● **Material for this exercise**
· · · ·

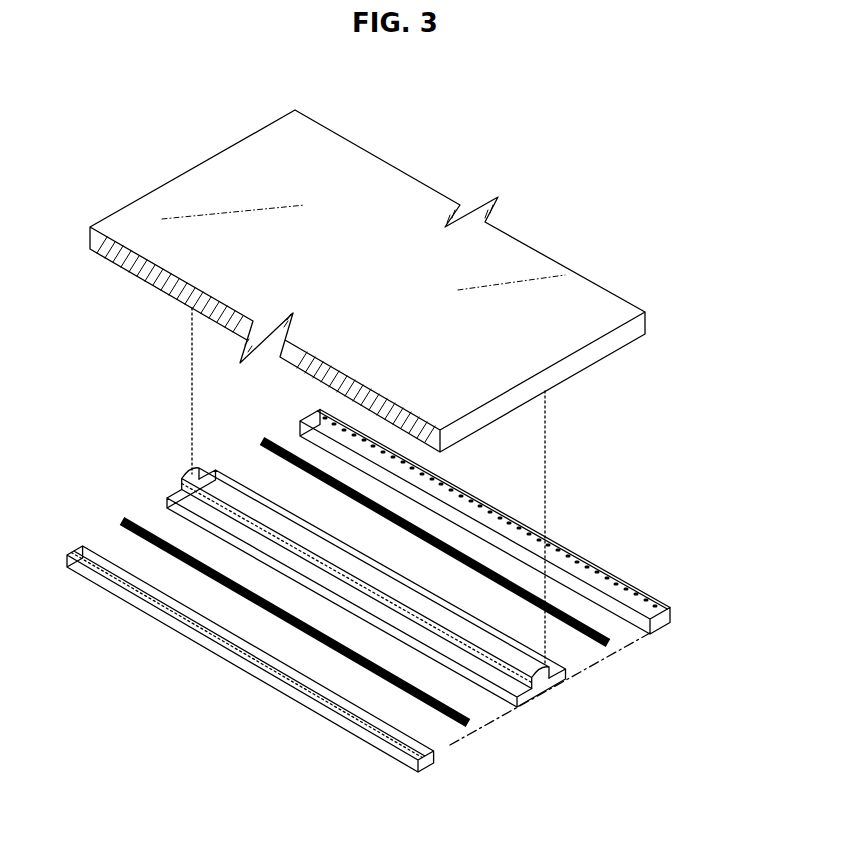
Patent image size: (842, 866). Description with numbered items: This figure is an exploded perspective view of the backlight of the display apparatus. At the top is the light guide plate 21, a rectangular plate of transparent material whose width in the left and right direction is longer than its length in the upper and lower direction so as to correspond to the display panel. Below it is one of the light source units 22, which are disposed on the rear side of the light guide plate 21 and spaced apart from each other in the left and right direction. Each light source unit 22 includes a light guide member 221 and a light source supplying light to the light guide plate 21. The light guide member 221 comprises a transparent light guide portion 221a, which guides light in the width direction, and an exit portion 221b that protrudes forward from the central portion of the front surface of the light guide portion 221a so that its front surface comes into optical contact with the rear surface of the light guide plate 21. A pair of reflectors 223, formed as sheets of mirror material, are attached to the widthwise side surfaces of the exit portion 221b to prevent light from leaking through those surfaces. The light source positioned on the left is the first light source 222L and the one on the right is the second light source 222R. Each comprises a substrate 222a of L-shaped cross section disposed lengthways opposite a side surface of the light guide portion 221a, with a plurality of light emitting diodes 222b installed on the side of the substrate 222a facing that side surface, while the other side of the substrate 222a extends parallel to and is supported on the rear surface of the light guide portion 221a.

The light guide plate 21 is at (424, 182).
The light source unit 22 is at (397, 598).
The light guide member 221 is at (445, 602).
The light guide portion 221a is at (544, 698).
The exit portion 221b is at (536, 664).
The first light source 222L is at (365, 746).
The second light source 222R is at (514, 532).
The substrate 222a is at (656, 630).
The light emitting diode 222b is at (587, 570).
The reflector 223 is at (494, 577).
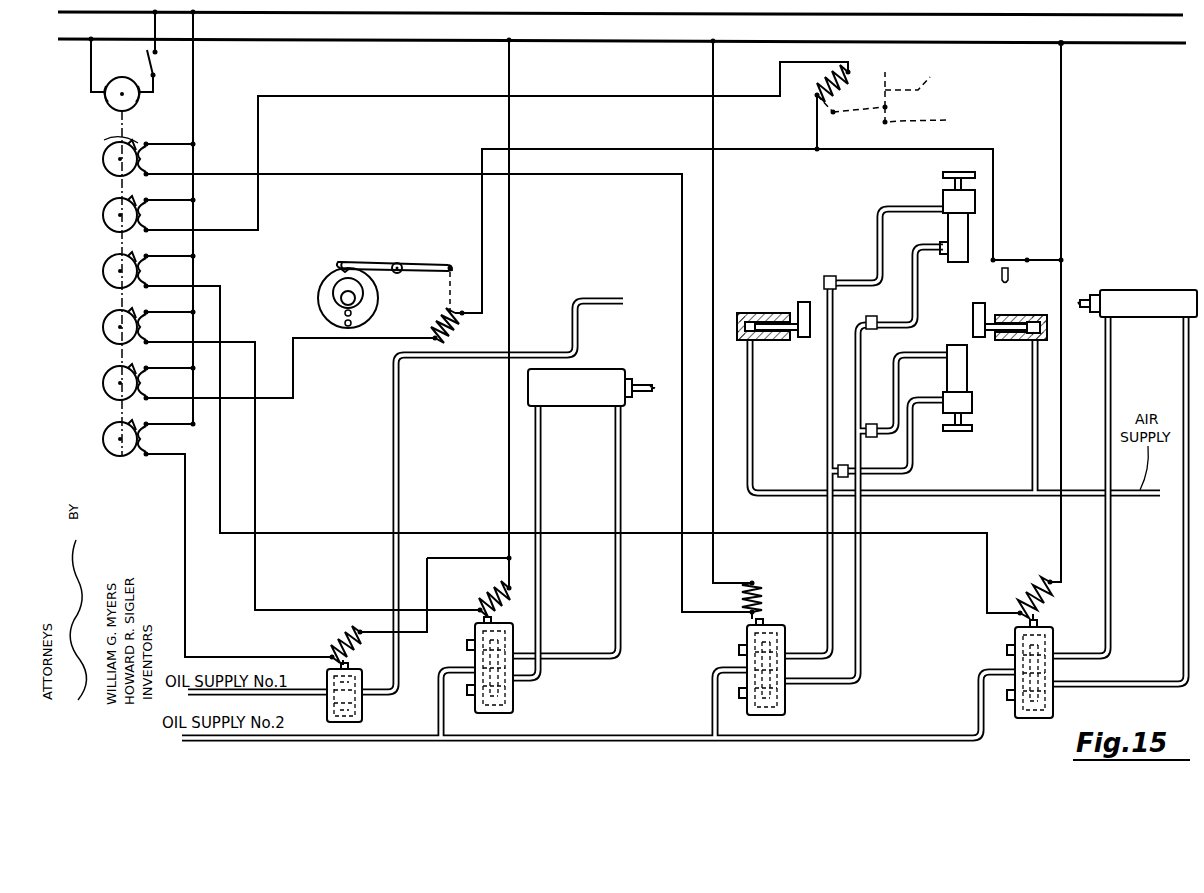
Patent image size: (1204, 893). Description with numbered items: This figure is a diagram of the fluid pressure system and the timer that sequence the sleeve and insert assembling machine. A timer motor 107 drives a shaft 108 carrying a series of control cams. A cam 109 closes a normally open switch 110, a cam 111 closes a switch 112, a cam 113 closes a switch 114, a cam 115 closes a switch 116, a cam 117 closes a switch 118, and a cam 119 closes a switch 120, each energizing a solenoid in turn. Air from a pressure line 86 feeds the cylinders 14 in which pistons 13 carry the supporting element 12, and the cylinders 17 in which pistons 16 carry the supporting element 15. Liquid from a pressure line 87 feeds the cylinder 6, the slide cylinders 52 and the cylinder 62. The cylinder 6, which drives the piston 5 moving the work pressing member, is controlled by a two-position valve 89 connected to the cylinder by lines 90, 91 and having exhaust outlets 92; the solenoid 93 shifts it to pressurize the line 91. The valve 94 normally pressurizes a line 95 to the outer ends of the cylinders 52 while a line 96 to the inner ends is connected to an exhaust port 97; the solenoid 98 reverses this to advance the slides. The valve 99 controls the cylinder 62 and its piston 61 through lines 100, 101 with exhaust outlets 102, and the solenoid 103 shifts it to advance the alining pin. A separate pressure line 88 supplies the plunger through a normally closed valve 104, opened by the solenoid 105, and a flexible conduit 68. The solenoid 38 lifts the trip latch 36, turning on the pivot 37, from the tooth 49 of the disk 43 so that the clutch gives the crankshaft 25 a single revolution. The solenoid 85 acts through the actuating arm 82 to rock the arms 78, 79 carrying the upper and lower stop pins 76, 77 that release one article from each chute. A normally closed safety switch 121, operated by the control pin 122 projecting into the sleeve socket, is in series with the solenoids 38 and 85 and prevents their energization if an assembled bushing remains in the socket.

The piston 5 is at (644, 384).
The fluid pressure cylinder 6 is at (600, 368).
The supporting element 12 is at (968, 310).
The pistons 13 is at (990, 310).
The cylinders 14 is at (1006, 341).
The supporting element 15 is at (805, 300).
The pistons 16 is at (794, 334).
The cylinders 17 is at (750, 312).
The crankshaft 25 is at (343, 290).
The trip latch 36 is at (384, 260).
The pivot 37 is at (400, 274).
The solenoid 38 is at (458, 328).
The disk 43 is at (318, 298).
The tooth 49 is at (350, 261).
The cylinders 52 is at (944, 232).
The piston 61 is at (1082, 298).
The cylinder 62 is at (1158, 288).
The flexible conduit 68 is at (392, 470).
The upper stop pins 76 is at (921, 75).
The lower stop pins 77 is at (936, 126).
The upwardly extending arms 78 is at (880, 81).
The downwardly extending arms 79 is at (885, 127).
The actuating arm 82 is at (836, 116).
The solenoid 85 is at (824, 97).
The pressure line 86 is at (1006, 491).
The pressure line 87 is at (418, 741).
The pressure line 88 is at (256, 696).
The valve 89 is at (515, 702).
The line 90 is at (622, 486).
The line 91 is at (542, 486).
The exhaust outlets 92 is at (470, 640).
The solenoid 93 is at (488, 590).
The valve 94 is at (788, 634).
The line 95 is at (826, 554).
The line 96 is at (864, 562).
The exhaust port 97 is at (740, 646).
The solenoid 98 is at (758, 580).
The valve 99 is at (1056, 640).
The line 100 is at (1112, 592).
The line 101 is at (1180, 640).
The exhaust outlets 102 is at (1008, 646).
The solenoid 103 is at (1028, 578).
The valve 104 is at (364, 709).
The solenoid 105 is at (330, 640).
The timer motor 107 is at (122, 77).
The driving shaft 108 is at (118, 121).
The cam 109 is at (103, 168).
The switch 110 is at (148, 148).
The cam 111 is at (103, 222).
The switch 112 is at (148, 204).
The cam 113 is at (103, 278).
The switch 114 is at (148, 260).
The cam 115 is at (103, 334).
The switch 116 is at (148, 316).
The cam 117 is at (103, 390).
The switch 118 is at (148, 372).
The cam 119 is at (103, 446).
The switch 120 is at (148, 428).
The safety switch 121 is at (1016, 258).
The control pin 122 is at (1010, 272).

· · · ·

● **The task**
Update the items from their beginning through the line containing "The substrate 222a is at (656, 630).", swapping "exploded perspective view" for "exploded isometric view" and keeping everything else the same. Return only those lines, without the pictures.

● **The response**
Patent image size: (842, 866). Description with numbered items: This figure is an exploded isometric view of the backlight of the display apparatus. At the top is the light guide plate 21, a rectangular plate of transparent material whose width in the left and right direction is longer than its length in the upper and lower direction so as to correspond to the display panel. Below it is one of the light source units 22, which are disposed on the rear side of the light guide plate 21 and spaced apart from each other in the left and right direction. Each light source unit 22 includes a light guide member 221 and a light source supplying light to the light guide plate 21. The light guide member 221 comprises a transparent light guide portion 221a, which guides light in the width direction, and an exit portion 221b that protrudes forward from the central portion of the front surface of the light guide portion 221a so that its front surface comes into optical contact with the rear surface of the light guide plate 21. A pair of reflectors 223, formed as sheets of mirror material, are attached to the widthwise side surfaces of the exit portion 221b to prevent light from leaking through those surfaces. The light source positioned on the left is the first light source 222L and the one on the right is the second light source 222R. Each comprises a substrate 222a of L-shaped cross section disposed lengthways opposite a side surface of the light guide portion 221a, with a plurality of light emitting diodes 222b installed on the side of the substrate 222a facing that side surface, while the other side of the substrate 222a extends parallel to and is supported on the rear surface of the light guide portion 221a.

The light guide plate 21 is at (424, 182).
The light source unit 22 is at (397, 598).
The light guide member 221 is at (445, 602).
The light guide portion 221a is at (544, 698).
The exit portion 221b is at (536, 664).
The first light source 222L is at (365, 746).
The second light source 222R is at (514, 532).
The substrate 222a is at (656, 630).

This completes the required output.